● **Exercise objective**
Would you repeat each line below exactly, without the pictures?

● **Material for this task**
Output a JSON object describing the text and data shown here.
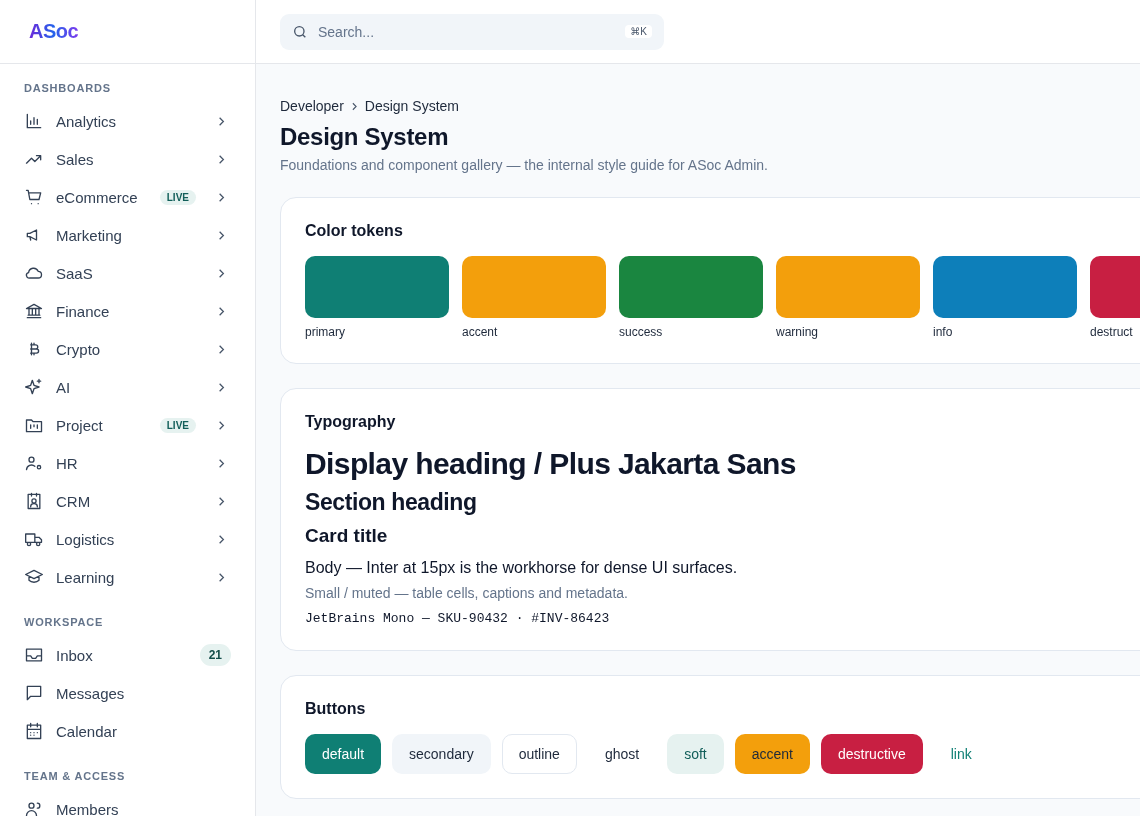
{
  "logo": "ASoc",
  "search": {
    "placeholder": "Search...",
    "shortcut": "⌘K"
  },
  "sidebar": {
    "sections": [
      {
        "title": "DASHBOARDS",
        "items": [
          {
            "label": "Analytics",
            "chevron": true
          },
          {
            "label": "Sales",
            "chevron": true
          },
          {
            "label": "eCommerce",
            "badge": "LIVE",
            "chevron": true
          },
          {
            "label": "Marketing",
            "chevron": true
          },
          {
            "label": "SaaS",
            "chevron": true
          },
          {
            "label": "Finance",
            "chevron": true
          },
          {
            "label": "Crypto",
            "chevron": true
          },
          {
            "label": "AI",
            "chevron": true
          },
          {
            "label": "Project",
            "badge": "LIVE",
            "chevron": true
          },
          {
            "label": "HR",
            "chevron": true
          },
          {
            "label": "CRM",
            "chevron": true
          },
          {
            "label": "Logistics",
            "chevron": true
          },
          {
            "label": "Learning",
            "chevron": true
          }
        ]
      },
      {
        "title": "WORKSPACE",
        "items": [
          {
            "label": "Inbox",
            "count": "21",
            "chevron": false
          },
          {
            "label": "Messages",
            "chevron": false
          },
          {
            "label": "Calendar",
            "chevron": false
          }
        ]
      },
      {
        "title": "TEAM & ACCESS",
        "items": [
          {
            "label": "Members",
            "chevron": false
          }
        ]
      }
    ]
  },
  "breadcrumb": [
    "Developer",
    "Design System"
  ],
  "title": "Design System",
  "subtitle": "Foundations and component gallery — the internal style guide for ASoc Admin.",
  "color_tokens": {
    "title": "Color tokens",
    "tokens": [
      {
        "name": "primary",
        "color": "#0f7f74"
      },
      {
        "name": "accent",
        "color": "#f39f0c"
      },
      {
        "name": "success",
        "color": "#1a8640"
      },
      {
        "name": "warning",
        "color": "#f39f0c"
      },
      {
        "name": "info",
        "color": "#0d7fba"
      },
      {
        "name": "destruct",
        "color": "#c81f42"
      }
    ]
  },
  "typography": {
    "title": "Typography",
    "samples": [
      {
        "kind": "display",
        "text": "Display heading / Plus Jakarta Sans"
      },
      {
        "kind": "section",
        "text": "Section heading"
      },
      {
        "kind": "card",
        "text": "Card title"
      },
      {
        "kind": "body",
        "text": "Body — Inter at 15px is the workhorse for dense UI surfaces."
      },
      {
        "kind": "small",
        "text": "Small / muted — table cells, captions and metadata."
      },
      {
        "kind": "mono",
        "text": "JetBrains Mono — SKU-90432 · #INV-86423"
      }
    ]
  },
  "buttons": {
    "title": "Buttons",
    "items": [
      {
        "kind": "default",
        "label": "default"
      },
      {
        "kind": "secondary",
        "label": "secondary"
      },
      {
        "kind": "outline",
        "label": "outline"
      },
      {
        "kind": "ghost",
        "label": "ghost"
      },
      {
        "kind": "soft",
        "label": "soft"
      },
      {
        "kind": "accent",
        "label": "accent"
      },
      {
        "kind": "destructive",
        "label": "destructive"
      },
      {
        "kind": "link",
        "label": "link"
      }
    ]
  }
}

● **Solution to this task**
Output a JSON object describing the text and data shown here.
{
  "logo": "ASoc",
  "search": {
    "placeholder": "Search...",
    "shortcut": "⌘K"
  },
  "sidebar": {
    "sections": [
      {
        "title": "DASHBOARDS",
        "items": [
          {
            "label": "Analytics",
            "chevron": true
          },
          {
            "label": "Sales",
            "chevron": true
          },
          {
            "label": "eCommerce",
            "badge": "LIVE",
            "chevron": true
          },
          {
            "label": "Marketing",
            "chevron": true
          },
          {
            "label": "SaaS",
            "chevron": true
          },
          {
            "label": "Finance",
            "chevron": true
          },
          {
            "label": "Crypto",
            "chevron": true
          },
          {
            "label": "AI",
            "chevron": true
          },
          {
            "label": "Project",
            "badge": "LIVE",
            "chevron": true
          },
          {
            "label": "HR",
            "chevron": true
          },
          {
            "label": "CRM",
            "chevron": true
          },
          {
            "label": "Logistics",
            "chevron": true
          },
          {
            "label": "Learning",
            "chevron": true
          }
        ]
      },
      {
        "title": "WORKSPACE",
        "items": [
          {
            "label": "Inbox",
            "count": "21",
            "chevron": false
          },
          {
            "label": "Messages",
            "chevron": false
          },
          {
            "label": "Calendar",
            "chevron": false
          }
        ]
      },
      {
        "title": "TEAM & ACCESS",
        "items": [
          {
            "label": "Members",
            "chevron": false
          }
        ]
      }
    ]
  },
  "breadcrumb": [
    "Developer",
    "Design System"
  ],
  "title": "Design System",
  "subtitle": "Foundations and component gallery — the internal style guide for ASoc Admin.",
  "color_tokens": {
    "title": "Color tokens",
    "tokens": [
      {
        "name": "primary",
        "color": "#0f7f74"
      },
      {
        "name": "accent",
        "color": "#f39f0c"
      },
      {
        "name": "success",
        "color": "#1a8640"
      },
      {
        "name": "warning",
        "color": "#f39f0c"
      },
      {
        "name": "info",
        "color": "#0d7fba"
      },
      {
        "name": "destruct",
        "color": "#c81f42"
      }
    ]
  },
  "typography": {
    "title": "Typography",
    "samples": [
      {
        "kind": "display",
        "text": "Display heading / Plus Jakarta Sans"
      },
      {
        "kind": "section",
        "text": "Section heading"
      },
      {
        "kind": "card",
        "text": "Card title"
      },
      {
        "kind": "body",
        "text": "Body — Inter at 15px is the workhorse for dense UI surfaces."
      },
      {
        "kind": "small",
        "text": "Small / muted — table cells, captions and metadata."
      },
      {
        "kind": "mono",
        "text": "JetBrains Mono — SKU-90432 · #INV-86423"
      }
    ]
  },
  "buttons": {
    "title": "Buttons",
    "items": [
      {
        "kind": "default",
        "label": "default"
      },
      {
        "kind": "secondary",
        "label": "secondary"
      },
      {
        "kind": "outline",
        "label": "outline"
      },
      {
        "kind": "ghost",
        "label": "ghost"
      },
      {
        "kind": "soft",
        "label": "soft"
      },
      {
        "kind": "accent",
        "label": "accent"
      },
      {
        "kind": "destructive",
        "label": "destructive"
      },
      {
        "kind": "link",
        "label": "link"
      }
    ]
  }
}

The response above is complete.